§ Task details
Show only lines that include "color".

§ Material for this task
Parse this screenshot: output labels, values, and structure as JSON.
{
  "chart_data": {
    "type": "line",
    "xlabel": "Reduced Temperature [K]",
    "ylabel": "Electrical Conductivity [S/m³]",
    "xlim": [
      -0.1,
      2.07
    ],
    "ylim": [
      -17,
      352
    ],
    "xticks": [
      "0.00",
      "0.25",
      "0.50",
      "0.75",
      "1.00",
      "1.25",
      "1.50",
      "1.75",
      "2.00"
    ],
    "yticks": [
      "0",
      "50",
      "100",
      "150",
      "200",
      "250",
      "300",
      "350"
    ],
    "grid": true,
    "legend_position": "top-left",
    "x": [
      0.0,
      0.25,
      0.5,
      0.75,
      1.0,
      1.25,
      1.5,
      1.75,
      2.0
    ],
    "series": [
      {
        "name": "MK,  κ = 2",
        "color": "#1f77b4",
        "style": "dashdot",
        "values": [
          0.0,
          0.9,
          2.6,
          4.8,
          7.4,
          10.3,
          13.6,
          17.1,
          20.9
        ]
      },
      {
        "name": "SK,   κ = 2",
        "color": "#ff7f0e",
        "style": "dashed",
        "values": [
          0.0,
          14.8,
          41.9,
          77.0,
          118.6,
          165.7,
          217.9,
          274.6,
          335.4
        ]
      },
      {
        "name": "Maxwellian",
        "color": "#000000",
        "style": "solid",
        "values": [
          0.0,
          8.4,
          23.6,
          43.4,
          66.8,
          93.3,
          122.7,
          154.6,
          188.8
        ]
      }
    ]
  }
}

§ Task result
        "color": "#1f77b4",
        "color": "#ff7f0e",
        "color": "#000000",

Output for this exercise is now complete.